Element placement data:
....
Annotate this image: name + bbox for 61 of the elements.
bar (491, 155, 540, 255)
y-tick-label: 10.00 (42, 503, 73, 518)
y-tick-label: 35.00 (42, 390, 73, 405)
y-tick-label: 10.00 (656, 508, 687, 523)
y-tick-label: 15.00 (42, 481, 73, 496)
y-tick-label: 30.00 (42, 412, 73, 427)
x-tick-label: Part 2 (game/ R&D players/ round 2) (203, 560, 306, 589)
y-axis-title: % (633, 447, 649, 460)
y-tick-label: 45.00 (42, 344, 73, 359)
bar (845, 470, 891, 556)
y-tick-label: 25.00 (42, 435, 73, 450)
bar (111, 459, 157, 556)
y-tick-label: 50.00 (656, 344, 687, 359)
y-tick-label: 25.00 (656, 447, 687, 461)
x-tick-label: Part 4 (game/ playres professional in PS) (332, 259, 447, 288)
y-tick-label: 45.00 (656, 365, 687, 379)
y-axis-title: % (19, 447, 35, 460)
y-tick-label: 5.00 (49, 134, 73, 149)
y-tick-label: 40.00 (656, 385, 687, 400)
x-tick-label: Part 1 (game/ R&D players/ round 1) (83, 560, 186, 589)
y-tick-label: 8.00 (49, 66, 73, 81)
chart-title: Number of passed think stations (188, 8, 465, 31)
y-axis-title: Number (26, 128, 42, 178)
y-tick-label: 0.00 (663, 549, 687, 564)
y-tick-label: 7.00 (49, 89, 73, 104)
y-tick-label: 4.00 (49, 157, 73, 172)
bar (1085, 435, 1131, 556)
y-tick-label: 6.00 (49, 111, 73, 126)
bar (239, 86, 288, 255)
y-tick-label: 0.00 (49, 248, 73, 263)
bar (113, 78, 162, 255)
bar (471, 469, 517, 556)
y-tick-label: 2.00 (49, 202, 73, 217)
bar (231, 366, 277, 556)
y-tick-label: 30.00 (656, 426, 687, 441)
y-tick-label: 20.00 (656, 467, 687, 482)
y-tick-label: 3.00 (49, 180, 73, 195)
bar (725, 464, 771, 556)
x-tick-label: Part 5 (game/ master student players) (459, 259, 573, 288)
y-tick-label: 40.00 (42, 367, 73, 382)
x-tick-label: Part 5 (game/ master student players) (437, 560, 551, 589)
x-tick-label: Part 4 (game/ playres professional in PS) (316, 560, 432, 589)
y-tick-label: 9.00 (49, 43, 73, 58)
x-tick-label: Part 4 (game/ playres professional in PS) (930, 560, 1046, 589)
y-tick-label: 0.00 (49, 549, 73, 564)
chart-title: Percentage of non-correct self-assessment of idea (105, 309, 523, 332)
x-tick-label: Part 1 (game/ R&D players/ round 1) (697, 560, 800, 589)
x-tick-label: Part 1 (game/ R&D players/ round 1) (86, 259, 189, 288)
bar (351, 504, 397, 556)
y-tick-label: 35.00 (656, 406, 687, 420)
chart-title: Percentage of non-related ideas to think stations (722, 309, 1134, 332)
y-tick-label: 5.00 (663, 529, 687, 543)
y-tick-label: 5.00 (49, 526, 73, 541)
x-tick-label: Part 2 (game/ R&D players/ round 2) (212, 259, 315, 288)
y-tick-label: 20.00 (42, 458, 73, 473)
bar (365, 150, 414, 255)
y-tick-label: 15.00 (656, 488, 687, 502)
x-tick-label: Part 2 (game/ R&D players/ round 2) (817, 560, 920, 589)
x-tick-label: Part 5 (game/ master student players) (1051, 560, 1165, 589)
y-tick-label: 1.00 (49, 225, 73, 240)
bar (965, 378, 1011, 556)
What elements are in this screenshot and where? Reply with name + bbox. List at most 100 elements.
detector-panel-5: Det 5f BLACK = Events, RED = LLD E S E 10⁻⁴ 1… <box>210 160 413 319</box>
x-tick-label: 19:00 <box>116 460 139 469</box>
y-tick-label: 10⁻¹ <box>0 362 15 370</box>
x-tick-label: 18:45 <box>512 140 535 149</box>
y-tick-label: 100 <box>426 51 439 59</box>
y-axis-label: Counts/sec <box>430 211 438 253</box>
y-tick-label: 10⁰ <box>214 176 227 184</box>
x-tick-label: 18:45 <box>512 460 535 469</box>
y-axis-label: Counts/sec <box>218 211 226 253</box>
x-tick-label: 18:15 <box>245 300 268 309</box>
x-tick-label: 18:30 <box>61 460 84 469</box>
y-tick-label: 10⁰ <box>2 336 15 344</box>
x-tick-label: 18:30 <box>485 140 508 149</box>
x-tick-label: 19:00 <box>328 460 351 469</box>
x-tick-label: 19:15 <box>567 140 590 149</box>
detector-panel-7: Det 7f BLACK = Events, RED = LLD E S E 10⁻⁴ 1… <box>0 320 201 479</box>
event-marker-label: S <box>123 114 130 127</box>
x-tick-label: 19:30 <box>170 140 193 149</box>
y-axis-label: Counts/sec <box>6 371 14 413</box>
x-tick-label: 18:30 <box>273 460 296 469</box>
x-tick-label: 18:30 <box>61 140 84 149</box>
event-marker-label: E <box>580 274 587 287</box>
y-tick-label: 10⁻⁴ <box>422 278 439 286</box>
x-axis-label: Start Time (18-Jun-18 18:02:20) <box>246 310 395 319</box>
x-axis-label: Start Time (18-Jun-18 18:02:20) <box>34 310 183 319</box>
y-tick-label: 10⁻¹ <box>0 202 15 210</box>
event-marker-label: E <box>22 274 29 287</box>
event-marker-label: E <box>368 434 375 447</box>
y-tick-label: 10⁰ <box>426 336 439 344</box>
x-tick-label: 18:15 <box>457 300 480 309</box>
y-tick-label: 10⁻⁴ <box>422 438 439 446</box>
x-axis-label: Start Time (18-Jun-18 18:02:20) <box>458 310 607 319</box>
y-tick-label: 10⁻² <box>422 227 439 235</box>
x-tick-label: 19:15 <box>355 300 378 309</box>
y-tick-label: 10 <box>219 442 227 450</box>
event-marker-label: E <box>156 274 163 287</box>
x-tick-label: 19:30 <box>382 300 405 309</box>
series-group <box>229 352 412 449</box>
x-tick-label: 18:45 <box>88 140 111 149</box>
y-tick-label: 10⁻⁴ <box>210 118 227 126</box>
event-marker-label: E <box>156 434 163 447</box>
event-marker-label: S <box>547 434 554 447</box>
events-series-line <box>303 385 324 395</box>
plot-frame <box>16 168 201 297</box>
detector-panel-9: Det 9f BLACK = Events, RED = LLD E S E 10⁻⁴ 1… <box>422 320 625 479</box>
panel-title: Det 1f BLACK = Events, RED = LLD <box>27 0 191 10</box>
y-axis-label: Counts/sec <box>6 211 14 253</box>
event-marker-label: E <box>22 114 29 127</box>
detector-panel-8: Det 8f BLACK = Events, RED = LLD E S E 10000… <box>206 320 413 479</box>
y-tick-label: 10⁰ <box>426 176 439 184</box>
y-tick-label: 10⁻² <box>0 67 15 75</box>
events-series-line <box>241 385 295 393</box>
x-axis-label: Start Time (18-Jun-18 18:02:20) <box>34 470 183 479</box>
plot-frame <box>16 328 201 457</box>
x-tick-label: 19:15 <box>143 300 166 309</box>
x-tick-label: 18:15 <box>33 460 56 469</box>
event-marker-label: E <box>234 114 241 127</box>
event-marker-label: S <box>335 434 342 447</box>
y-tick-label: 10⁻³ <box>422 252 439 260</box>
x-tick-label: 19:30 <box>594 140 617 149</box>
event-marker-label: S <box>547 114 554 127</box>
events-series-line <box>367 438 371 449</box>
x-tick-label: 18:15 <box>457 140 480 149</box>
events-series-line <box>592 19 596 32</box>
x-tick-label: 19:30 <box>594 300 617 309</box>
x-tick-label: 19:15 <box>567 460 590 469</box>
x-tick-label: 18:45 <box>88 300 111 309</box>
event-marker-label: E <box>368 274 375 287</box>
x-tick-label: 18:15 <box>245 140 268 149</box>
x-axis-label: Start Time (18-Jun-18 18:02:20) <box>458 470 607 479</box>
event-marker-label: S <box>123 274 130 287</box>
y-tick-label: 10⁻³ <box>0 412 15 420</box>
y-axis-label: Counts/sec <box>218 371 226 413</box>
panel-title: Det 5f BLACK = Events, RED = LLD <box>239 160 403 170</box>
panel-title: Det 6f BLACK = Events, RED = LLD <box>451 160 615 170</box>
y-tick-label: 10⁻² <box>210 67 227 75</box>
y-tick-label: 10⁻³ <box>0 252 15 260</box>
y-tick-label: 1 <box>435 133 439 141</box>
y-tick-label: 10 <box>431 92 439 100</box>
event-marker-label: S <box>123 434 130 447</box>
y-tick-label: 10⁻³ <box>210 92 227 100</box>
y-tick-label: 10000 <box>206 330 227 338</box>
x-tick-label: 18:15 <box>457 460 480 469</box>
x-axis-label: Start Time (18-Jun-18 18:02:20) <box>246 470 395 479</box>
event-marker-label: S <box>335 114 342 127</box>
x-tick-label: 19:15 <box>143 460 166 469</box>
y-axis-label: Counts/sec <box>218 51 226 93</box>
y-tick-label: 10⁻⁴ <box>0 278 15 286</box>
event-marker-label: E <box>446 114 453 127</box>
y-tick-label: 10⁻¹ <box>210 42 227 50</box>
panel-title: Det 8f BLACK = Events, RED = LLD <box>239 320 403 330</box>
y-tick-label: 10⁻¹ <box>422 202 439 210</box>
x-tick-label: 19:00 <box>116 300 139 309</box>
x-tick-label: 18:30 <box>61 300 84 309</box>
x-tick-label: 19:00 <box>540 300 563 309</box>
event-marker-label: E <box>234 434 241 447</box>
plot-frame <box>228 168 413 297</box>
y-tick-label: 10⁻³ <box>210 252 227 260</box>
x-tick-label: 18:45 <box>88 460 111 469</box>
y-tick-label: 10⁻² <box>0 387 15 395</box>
....
» Requirements: Reproduce the listing verbatim from its first line through the line containing "y-tick-label: 30.00 (42, 412, 73, 427)", including both of those lines.

» Answer:
Annotate this image: name + bbox for 61 of the elements.
bar (491, 155, 540, 255)
y-tick-label: 10.00 (42, 503, 73, 518)
y-tick-label: 35.00 (42, 390, 73, 405)
y-tick-label: 10.00 (656, 508, 687, 523)
y-tick-label: 15.00 (42, 481, 73, 496)
y-tick-label: 30.00 (42, 412, 73, 427)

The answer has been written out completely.